__To be done__
Return the lines where the word "работниками" occurs.

Records from a collection
■ ■ ■ ■

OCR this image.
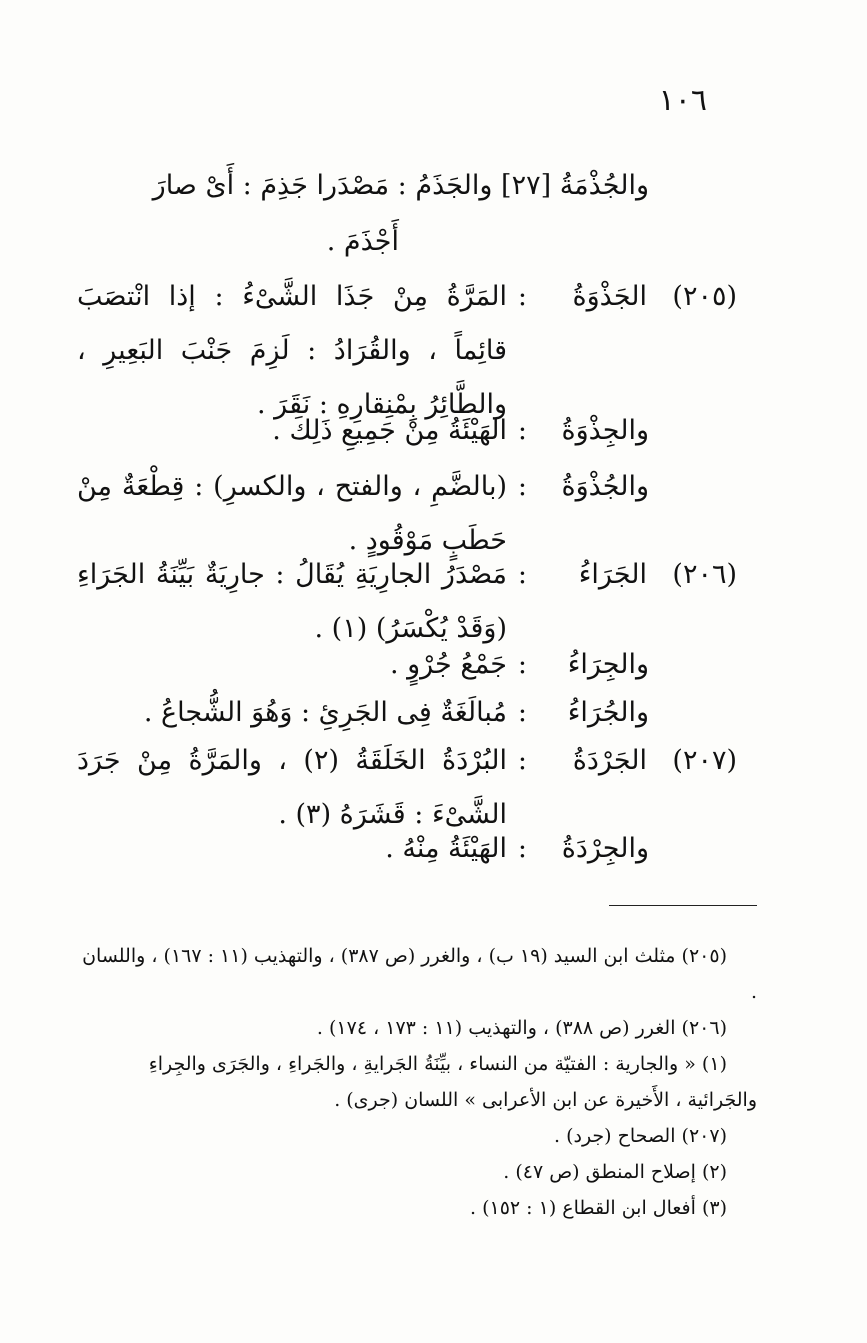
١٠٦
والجُذْمَةُ [٢٧] والجَذَمُ : مَصْدَرا جَذِمَ : أَىْ صارَ
أَجْذَمَ .
(٢٠٥)
الجَذْوَةُ
:
المَرَّةُ مِنْ جَذَا الشَّىْءُ : إذا انْتصَبَ قائِماً ، والقُرَادُ : لَزِمَ جَنْبَ البَعِيرِ ، والطَّائِرُ بِمْنِقارِهِ : نَقَرَ .
والجِذْوَةُ
:
الهَيْئَةُ مِنْ جَمِيعِ ذَلِكَ .
والجُذْوَةُ
:
(بالضَّمِ ، والفتح ، والكسرِ) : قِطْعَةٌ مِنْ حَطَبٍ مَوْقُودٍ .
(٢٠٦)
الجَرَاءُ
:
مَصْدَرُ الجارِيَةِ يُقَالُ : جارِيَةٌ بَيِّنَةُ الجَرَاءِ (وَقَدْ يُكْسَرُ) (١) .
والجِرَاءُ
:
جَمْعُ جُرْوٍ .
والجُرَاءُ
:
مُبالَغَةٌ فِى الجَرِئِ : وَهُوَ الشُّجاعُ .
(٢٠٧)
الجَرْدَةُ
:
البُرْدَةُ الخَلَقَةُ (٢) ، والمَرَّةُ مِنْ جَرَدَ الشَّىْءَ : قَشَرَهُ (٣) .
والجِرْدَةُ
:
الهَيْئَةُ مِنْهُ .
(٢٠٥) مثلث ابن السيد (١٩ ب) ، والغرر (ص ٣٨٧) ، والتهذيب (١١ : ١٦٧) ، واللسان .
(٢٠٦) الغرر (ص ٣٨٨) ، والتهذيب (١١ : ١٧٣ ، ١٧٤) .
(١) « والجارية : الفتيّة من النساء ، بيِّنَةُ الجَرايةِ ، والجَراءِ ، والجَرَى والجِراءِ والجَرائية ، الأَخيرة عن ابن الأعرابى » اللسان (جرى) .
(٢٠٧) الصحاح (جرد) .
(٢) إصلاح المنطق (ص ٤٧) .
(٣) أفعال ابن القطاع (١ : ١٥٢) .
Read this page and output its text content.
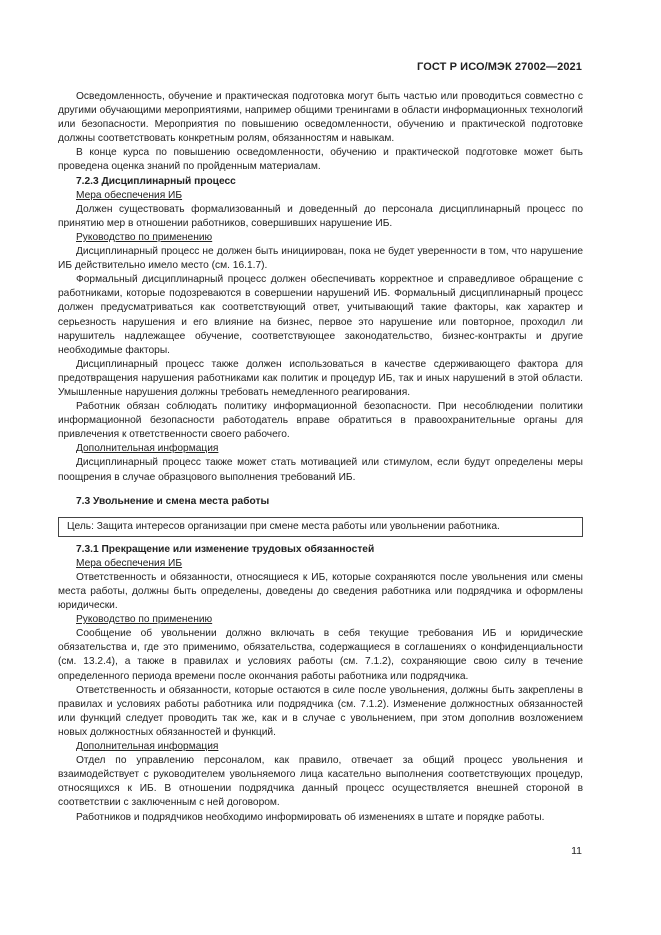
ГОСТ Р ИСО/МЭК 27002—2021

Осведомленность, обучение и практическая подготовка могут быть частью или проводиться совместно с другими обучающими мероприятиями, например общими тренингами в области информационных технологий или безопасности. Мероприятия по повышению осведомленности, обучению и практической подготовке должны соответствовать конкретным ролям, обязанностям и навыкам.

В конце курса по повышению осведомленности, обучению и практической подготовке может быть проведена оценка знаний по пройденным материалам.

7.2.3 Дисциплинарный процесс

Мера обеспечения ИБ

Должен существовать формализованный и доведенный до персонала дисциплинарный процесс по принятию мер в отношении работников, совершивших нарушение ИБ.

Руководство по применению

Дисциплинарный процесс не должен быть инициирован, пока не будет уверенности в том, что нарушение ИБ действительно имело место (см. 16.1.7).

Формальный дисциплинарный процесс должен обеспечивать корректное и справедливое обращение с работниками, которые подозреваются в совершении нарушений ИБ. Формальный дисциплинарный процесс должен предусматриваться как соответствующий ответ, учитывающий такие факторы, как характер и серьезность нарушения и его влияние на бизнес, первое это нарушение или повторное, проходил ли нарушитель надлежащее обучение, соответствующее законодательство, бизнес-контракты и другие необходимые факторы.

Дисциплинарный процесс также должен использоваться в качестве сдерживающего фактора для предотвращения нарушения работниками как политик и процедур ИБ, так и иных нарушений в этой области. Умышленные нарушения должны требовать немедленного реагирования.

Работник обязан соблюдать политику информационной безопасности. При несоблюдении политики информационной безопасности работодатель вправе обратиться в правоохранительные органы для привлечения к ответственности своего рабочего.

Дополнительная информация

Дисциплинарный процесс также может стать мотивацией или стимулом, если будут определены меры поощрения в случае образцового выполнения требований ИБ.

7.3 Увольнение и смена места работы

Цель: Защита интересов организации при смене места работы или увольнении работника.

7.3.1 Прекращение или изменение трудовых обязанностей

Мера обеспечения ИБ

Ответственность и обязанности, относящиеся к ИБ, которые сохраняются после увольнения или смены места работы, должны быть определены, доведены до сведения работника или подрядчика и оформлены юридически.

Руководство по применению

Сообщение об увольнении должно включать в себя текущие требования ИБ и юридические обязательства и, где это применимо, обязательства, содержащиеся в соглашениях о конфиденциальности (см. 13.2.4), а также в правилах и условиях работы (см. 7.1.2), сохраняющие свою силу в течение определенного периода времени после окончания работы работника или подрядчика.

Ответственность и обязанности, которые остаются в силе после увольнения, должны быть закреплены в правилах и условиях работы работника или подрядчика (см. 7.1.2). Изменение должностных обязанностей или функций следует проводить так же, как и в случае с увольнением, при этом дополнив возложением новых должностных обязанностей и функций.

Дополнительная информация

Отдел по управлению персоналом, как правило, отвечает за общий процесс увольнения и взаимодействует с руководителем увольняемого лица касательно выполнения соответствующих процедур, относящихся к ИБ. В отношении подрядчика данный процесс осуществляется внешней стороной в соответствии с заключенным с ней договором.

Работников и подрядчиков необходимо информировать об изменениях в штате и порядке работы.

11
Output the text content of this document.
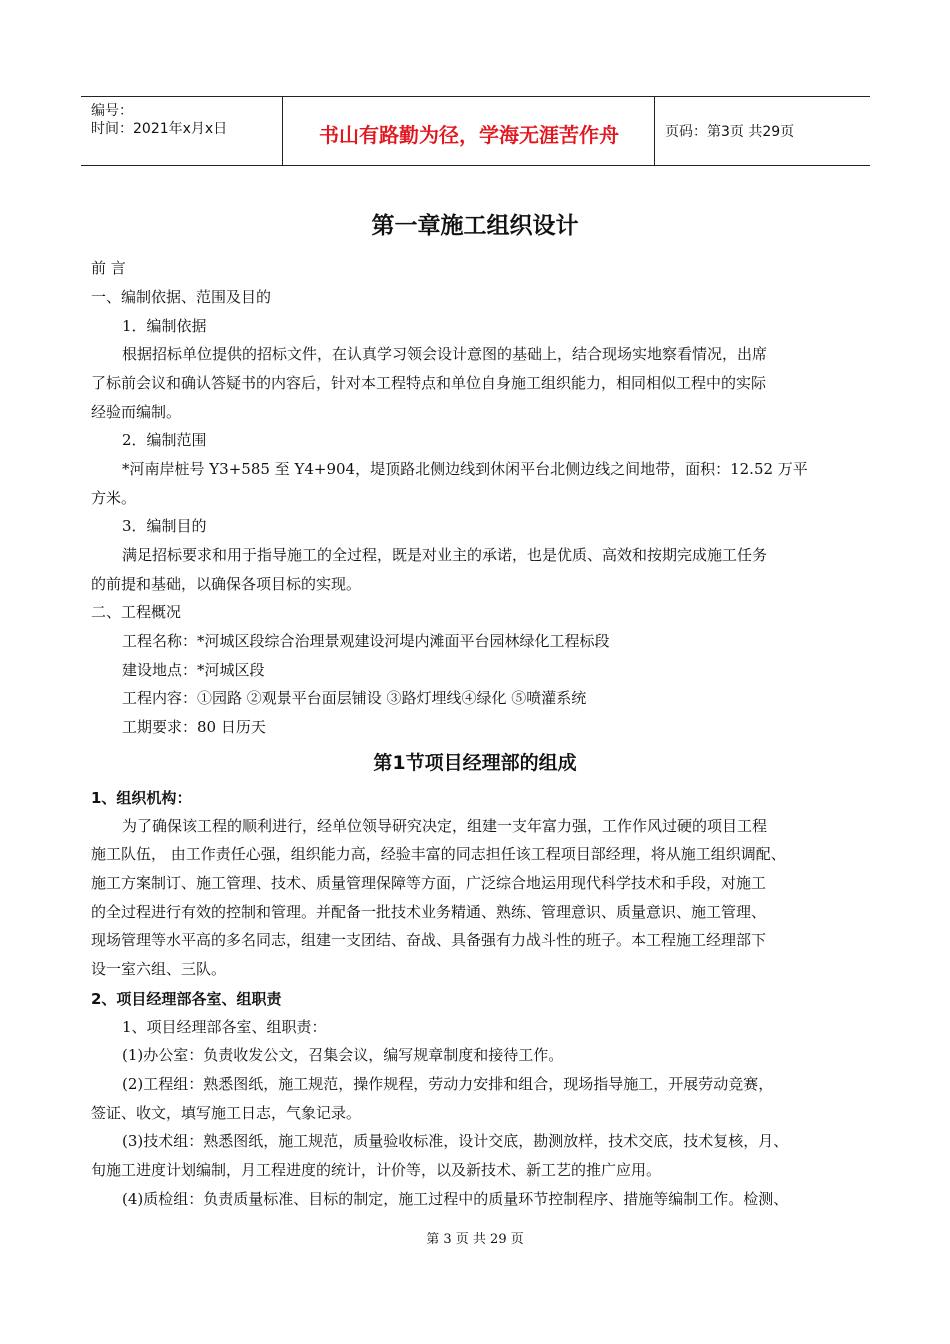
编号：
时间：2021年x月x日	书山有路勤为径，学海无涯苦作舟	页码：第3页 共29页
第一章施工组织设计
前 言
一、编制依据、范围及目的
1．编制依据
根据招标单位提供的招标文件，在认真学习领会设计意图的基础上，结合现场实地察看情况，出席
了标前会议和确认答疑书的内容后，针对本工程特点和单位自身施工组织能力，相同相似工程中的实际
经验而编制。
2．编制范围
*河南岸桩号 Y3+585 至 Y4+904，堤顶路北侧边线到休闲平台北侧边线之间地带，面积：12.52 万平
方米。
3．编制目的
满足招标要求和用于指导施工的全过程，既是对业主的承诺，也是优质、高效和按期完成施工任务
的前提和基础，以确保各项目标的实现。
二、工程概况
工程名称：*河城区段综合治理景观建设河堤内滩面平台园林绿化工程标段
建设地点：*河城区段
工程内容：①园路 ②观景平台面层铺设 ③路灯埋线④绿化 ⑤喷灌系统
工期要求：80 日历天
第1节项目经理部的组成
1、组织机构：
为了确保该工程的顺利进行，经单位领导研究决定，组建一支年富力强，工作作风过硬的项目工程
施工队伍， 由工作责任心强，组织能力高，经验丰富的同志担任该工程项目部经理，将从施工组织调配、
施工方案制订、施工管理、技术、质量管理保障等方面，广泛综合地运用现代科学技术和手段，对施工
的全过程进行有效的控制和管理。并配备一批技术业务精通、熟练、管理意识、质量意识、施工管理、
现场管理等水平高的多名同志，组建一支团结、奋战、具备强有力战斗性的班子。本工程施工经理部下
设一室六组、三队。
2、项目经理部各室、组职责
1、项目经理部各室、组职责：
(1)办公室：负责收发公文，召集会议，编写规章制度和接待工作。
(2)工程组：熟悉图纸，施工规范，操作规程，劳动力安排和组合，现场指导施工，开展劳动竞赛，
签证、收文，填写施工日志，气象记录。
(3)技术组：熟悉图纸，施工规范，质量验收标准，设计交底，勘测放样，技术交底，技术复核，月、
旬施工进度计划编制，月工程进度的统计，计价等，以及新技术、新工艺的推广应用。
(4)质检组：负责质量标准、目标的制定，施工过程中的质量环节控制程序、措施等编制工作。检测、
第 3 页 共 29 页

■ ■ ■ ■

__Exercise result__
Формальный дисциплинарный процесс должен обеспечивать корректное и справедливое обращение с работниками, которые подозреваются в совершении нарушений ИБ. Формальный дисциплинарный процесс должен предусматриваться как соответствующий ответ, учитывающий такие факторы, как характер и серьезность нарушения и его влияние на бизнес, первое это нарушение или повторное, проходил ли нарушитель надлежащее обучение, соответствующее законодательство, бизнес-контракты и другие необходимые факторы.
Дисциплинарный процесс также должен использоваться в качестве сдерживающего фактора для предотвращения нарушения работниками как политик и процедур ИБ, так и иных нарушений в этой области. Умышленные нарушения должны требовать немедленного реагирования.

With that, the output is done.